» **Aim**
Copy every line of the data in which the word "change" occurs.

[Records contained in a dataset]
^^^^
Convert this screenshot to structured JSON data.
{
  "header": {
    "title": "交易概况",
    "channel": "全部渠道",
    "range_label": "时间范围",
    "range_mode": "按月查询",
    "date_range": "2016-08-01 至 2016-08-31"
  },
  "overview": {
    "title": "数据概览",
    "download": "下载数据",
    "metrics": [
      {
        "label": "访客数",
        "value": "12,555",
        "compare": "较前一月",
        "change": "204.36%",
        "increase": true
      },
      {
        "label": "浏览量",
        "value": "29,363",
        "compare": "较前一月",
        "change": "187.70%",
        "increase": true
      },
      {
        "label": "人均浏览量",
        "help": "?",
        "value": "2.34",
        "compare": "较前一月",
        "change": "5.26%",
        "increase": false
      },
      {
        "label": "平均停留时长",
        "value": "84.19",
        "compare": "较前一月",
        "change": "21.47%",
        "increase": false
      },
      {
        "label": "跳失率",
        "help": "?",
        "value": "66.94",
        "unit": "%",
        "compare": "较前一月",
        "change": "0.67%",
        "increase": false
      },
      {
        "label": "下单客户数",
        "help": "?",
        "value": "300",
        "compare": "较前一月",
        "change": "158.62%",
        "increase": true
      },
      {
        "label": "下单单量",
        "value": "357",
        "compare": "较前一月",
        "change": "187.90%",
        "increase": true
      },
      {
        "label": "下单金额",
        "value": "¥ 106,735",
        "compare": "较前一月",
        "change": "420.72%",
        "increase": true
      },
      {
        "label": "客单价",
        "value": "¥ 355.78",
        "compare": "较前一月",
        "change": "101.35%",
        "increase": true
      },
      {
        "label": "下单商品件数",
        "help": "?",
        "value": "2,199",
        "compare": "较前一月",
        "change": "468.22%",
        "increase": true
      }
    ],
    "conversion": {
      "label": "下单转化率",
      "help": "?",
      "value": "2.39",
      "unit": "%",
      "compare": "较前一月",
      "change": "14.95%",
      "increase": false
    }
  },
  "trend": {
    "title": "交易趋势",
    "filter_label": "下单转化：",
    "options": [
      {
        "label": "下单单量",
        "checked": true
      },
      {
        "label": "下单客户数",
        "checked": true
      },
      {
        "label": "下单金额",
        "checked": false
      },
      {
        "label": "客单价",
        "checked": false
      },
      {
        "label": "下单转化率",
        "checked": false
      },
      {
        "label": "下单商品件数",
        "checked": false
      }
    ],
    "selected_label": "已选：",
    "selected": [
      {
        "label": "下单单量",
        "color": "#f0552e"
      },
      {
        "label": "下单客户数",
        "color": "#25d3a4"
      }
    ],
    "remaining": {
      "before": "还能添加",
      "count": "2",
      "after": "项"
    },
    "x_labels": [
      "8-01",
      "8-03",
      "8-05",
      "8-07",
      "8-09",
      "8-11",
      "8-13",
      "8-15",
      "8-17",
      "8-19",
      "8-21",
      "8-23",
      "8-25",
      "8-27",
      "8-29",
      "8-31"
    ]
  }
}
^^^^
» **Finished task**
        "change": "204.36%",
        "change": "187.70%",
        "change": "5.26%",
        "change": "21.47%",
        "change": "0.67%",
        "change": "158.62%",
        "change": "187.90%",
        "change": "420.72%",
        "change": "101.35%",
        "change": "468.22%",
      "change": "14.95%",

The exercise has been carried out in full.